====== DATA FOR PROCESSING ======

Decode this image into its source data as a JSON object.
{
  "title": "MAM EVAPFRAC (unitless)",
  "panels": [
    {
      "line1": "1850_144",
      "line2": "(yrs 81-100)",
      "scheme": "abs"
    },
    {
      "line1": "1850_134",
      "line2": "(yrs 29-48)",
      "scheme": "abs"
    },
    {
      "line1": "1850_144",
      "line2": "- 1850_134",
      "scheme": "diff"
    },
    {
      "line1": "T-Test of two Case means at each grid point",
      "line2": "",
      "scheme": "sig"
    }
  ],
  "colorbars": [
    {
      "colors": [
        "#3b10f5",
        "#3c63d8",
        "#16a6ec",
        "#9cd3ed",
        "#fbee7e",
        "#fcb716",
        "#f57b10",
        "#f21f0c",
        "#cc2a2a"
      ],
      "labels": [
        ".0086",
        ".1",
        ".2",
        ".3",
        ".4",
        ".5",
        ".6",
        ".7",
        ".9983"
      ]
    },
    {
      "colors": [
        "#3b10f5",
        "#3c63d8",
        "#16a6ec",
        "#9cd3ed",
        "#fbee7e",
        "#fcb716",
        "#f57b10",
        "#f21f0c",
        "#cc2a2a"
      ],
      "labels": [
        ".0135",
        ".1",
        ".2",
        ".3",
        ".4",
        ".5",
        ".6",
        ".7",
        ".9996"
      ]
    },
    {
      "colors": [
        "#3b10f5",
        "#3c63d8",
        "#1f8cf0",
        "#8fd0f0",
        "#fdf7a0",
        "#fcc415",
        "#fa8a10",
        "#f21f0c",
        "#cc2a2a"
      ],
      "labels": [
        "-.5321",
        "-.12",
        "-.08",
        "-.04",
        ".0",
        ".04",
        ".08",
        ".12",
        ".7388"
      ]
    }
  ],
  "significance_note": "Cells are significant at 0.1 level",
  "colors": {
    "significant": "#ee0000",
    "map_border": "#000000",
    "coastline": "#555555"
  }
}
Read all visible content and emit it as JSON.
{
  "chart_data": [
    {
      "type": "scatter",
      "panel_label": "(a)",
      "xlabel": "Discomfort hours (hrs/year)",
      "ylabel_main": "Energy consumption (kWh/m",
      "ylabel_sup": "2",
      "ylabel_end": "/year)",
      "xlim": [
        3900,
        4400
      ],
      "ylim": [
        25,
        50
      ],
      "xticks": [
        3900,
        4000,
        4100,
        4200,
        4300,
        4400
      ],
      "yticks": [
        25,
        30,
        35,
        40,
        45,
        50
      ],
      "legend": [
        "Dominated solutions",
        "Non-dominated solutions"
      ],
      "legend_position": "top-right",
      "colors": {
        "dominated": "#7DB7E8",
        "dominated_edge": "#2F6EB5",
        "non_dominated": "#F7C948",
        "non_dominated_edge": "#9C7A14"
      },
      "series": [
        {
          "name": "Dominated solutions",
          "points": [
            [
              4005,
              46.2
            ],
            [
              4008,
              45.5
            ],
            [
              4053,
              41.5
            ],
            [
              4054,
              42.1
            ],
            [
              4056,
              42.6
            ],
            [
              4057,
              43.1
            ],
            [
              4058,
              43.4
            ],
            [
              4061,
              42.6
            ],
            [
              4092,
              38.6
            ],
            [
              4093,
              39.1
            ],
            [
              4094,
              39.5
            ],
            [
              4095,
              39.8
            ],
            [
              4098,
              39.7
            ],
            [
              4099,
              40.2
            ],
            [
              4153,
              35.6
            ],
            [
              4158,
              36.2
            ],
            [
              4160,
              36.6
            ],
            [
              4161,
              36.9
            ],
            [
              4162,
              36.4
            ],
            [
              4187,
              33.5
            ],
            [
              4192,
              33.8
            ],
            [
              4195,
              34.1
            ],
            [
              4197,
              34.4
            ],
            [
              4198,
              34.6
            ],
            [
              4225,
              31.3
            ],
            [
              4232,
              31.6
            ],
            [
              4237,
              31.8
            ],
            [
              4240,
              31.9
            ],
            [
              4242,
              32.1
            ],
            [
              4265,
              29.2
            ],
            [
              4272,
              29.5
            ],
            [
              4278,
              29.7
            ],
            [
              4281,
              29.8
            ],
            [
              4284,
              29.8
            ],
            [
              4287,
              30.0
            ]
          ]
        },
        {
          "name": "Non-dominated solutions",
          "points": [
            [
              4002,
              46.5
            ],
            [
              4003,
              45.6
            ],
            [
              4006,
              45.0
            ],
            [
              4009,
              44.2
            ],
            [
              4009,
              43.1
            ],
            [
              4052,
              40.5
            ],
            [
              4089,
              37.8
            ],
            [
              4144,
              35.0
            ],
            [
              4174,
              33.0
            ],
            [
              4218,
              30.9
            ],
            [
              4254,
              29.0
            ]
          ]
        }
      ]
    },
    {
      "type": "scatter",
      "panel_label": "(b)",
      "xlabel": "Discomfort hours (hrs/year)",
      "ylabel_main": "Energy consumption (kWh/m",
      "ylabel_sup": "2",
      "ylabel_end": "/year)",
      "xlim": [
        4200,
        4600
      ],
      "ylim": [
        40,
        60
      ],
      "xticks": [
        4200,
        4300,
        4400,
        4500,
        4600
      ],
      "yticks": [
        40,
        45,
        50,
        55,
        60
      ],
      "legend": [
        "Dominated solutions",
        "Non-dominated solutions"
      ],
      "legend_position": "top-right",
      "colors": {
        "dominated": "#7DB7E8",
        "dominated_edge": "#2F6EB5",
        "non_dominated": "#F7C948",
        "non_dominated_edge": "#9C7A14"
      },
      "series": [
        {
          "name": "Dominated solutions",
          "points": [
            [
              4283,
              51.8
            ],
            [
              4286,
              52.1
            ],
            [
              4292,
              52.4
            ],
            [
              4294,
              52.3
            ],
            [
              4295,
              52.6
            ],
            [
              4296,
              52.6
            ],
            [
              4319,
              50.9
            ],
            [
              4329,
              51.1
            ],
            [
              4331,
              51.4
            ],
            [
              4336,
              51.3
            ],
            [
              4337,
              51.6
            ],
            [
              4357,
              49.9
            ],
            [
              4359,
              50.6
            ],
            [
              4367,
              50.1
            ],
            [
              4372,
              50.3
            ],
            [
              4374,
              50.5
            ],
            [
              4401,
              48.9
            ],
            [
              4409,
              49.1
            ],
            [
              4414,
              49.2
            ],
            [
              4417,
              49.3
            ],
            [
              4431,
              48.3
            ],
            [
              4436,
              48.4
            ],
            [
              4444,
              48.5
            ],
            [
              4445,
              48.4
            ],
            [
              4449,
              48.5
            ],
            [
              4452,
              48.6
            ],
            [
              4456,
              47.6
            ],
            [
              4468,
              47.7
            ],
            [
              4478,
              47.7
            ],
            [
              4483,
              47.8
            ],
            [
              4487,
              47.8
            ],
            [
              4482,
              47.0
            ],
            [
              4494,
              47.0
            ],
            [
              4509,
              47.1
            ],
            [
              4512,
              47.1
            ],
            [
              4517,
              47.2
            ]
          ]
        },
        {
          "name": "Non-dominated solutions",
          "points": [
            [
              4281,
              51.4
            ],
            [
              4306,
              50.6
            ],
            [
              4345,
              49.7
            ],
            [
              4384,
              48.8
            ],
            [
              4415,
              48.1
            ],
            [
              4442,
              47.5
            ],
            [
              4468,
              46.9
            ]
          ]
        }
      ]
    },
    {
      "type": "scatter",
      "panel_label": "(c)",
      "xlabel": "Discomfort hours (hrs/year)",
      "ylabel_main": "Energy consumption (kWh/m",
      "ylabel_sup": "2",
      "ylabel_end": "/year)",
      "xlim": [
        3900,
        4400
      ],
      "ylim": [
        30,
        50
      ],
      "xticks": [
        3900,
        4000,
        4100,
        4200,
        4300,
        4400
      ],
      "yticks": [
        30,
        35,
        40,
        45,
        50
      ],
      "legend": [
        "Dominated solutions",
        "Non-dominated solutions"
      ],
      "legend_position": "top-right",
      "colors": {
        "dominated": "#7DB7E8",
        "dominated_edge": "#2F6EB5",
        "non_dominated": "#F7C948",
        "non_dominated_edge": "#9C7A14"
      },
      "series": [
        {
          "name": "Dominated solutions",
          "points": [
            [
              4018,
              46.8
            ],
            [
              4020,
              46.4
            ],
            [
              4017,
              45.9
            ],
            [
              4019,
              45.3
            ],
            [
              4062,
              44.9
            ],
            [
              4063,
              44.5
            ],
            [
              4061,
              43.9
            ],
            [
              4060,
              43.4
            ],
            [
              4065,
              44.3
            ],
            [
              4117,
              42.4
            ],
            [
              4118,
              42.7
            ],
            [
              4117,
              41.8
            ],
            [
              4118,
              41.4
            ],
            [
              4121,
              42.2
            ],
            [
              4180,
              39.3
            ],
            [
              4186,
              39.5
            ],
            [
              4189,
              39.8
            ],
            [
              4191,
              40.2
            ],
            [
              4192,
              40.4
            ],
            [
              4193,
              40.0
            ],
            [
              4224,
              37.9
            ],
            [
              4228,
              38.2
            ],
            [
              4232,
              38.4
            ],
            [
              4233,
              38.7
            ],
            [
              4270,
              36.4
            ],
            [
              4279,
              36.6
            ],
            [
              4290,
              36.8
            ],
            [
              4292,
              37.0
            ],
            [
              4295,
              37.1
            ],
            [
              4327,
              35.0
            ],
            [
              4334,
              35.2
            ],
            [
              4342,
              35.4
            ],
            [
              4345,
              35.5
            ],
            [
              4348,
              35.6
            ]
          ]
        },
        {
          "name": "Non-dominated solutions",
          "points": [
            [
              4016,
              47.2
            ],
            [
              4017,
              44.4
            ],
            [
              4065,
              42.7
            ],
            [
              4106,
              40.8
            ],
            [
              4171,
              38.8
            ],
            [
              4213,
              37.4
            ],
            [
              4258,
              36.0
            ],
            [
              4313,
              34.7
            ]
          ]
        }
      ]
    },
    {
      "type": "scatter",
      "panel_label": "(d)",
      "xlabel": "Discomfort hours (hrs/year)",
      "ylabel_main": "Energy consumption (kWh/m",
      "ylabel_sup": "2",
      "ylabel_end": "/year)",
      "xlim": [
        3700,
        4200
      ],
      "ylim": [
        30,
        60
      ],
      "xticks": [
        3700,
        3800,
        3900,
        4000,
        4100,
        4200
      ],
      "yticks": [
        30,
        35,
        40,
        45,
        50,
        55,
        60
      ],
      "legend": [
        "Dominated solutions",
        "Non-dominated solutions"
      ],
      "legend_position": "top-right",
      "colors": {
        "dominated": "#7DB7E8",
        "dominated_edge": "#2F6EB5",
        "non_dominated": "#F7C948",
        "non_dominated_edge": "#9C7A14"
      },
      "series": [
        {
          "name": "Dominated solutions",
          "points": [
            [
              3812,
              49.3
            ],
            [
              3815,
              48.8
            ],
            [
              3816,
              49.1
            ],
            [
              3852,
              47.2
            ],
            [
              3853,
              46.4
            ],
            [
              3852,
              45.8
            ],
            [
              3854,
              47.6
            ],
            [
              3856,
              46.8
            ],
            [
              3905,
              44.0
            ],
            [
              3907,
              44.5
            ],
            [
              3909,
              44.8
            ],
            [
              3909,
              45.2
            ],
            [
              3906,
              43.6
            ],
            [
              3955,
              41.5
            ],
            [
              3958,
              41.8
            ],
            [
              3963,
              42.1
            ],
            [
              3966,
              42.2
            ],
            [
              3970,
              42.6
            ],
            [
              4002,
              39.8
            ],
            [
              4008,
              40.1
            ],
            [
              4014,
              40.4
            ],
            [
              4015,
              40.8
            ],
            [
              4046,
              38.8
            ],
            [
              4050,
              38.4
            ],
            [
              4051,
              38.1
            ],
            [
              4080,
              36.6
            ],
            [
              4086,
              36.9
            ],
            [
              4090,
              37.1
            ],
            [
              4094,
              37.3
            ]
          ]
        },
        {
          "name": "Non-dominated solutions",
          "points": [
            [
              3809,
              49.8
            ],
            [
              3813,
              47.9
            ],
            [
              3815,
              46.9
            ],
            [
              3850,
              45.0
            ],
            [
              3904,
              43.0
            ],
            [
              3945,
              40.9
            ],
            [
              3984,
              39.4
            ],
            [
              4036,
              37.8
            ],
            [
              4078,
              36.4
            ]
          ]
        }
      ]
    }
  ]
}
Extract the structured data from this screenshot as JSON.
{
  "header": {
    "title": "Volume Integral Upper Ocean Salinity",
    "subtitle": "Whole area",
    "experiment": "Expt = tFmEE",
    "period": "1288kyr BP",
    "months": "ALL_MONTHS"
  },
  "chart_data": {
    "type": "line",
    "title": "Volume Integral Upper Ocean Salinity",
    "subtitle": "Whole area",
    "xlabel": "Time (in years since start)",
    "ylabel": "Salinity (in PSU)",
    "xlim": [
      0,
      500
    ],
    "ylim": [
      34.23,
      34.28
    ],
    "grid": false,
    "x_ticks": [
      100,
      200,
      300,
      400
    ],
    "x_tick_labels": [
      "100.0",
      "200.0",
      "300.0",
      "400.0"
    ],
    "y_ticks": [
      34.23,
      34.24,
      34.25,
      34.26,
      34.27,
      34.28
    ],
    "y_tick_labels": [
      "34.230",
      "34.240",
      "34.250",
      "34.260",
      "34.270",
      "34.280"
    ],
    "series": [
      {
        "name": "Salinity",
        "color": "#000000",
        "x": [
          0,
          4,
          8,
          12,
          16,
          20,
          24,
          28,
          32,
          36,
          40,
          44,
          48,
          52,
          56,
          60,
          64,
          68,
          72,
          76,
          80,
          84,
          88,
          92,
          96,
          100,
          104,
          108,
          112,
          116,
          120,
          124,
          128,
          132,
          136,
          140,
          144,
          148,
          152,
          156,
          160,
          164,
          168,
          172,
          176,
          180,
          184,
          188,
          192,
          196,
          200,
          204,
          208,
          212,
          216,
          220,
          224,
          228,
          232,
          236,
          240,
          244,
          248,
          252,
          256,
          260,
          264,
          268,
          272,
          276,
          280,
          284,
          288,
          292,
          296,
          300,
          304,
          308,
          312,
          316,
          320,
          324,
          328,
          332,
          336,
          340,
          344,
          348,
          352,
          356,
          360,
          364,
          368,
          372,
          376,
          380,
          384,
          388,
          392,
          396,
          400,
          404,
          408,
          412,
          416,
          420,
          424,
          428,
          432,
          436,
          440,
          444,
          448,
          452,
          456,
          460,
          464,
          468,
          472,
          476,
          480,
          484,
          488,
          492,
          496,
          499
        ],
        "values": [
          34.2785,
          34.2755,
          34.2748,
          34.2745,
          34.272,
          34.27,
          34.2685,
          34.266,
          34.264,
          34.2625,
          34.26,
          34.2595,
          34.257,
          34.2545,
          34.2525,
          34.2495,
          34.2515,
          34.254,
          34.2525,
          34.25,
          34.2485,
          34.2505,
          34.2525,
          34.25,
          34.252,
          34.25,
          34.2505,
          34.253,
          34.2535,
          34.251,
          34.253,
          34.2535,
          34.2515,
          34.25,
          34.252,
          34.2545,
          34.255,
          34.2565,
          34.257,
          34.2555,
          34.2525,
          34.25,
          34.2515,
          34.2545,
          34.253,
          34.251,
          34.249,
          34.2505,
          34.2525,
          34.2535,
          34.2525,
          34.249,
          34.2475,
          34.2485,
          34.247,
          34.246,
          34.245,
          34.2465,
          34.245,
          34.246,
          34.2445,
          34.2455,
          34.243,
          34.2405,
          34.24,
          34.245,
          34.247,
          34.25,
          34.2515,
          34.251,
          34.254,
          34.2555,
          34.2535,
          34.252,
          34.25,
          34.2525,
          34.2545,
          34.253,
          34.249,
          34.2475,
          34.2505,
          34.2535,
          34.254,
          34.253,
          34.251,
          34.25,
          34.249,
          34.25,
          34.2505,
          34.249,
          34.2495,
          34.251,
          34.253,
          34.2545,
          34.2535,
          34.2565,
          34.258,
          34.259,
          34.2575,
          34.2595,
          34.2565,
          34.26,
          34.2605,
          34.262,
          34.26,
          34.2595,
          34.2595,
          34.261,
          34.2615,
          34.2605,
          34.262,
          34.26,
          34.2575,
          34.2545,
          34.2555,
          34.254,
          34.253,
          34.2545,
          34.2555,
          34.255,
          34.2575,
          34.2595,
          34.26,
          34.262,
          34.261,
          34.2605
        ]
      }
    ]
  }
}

======

> TASK OBJECTIVE
Copy out every line of the listing that contains the string "Salinity".

> CORRECT RESPONSE
    "title": "Volume Integral Upper Ocean Salinity",
    "title": "Volume Integral Upper Ocean Salinity",
    "ylabel": "Salinity (in PSU)",
        "name": "Salinity",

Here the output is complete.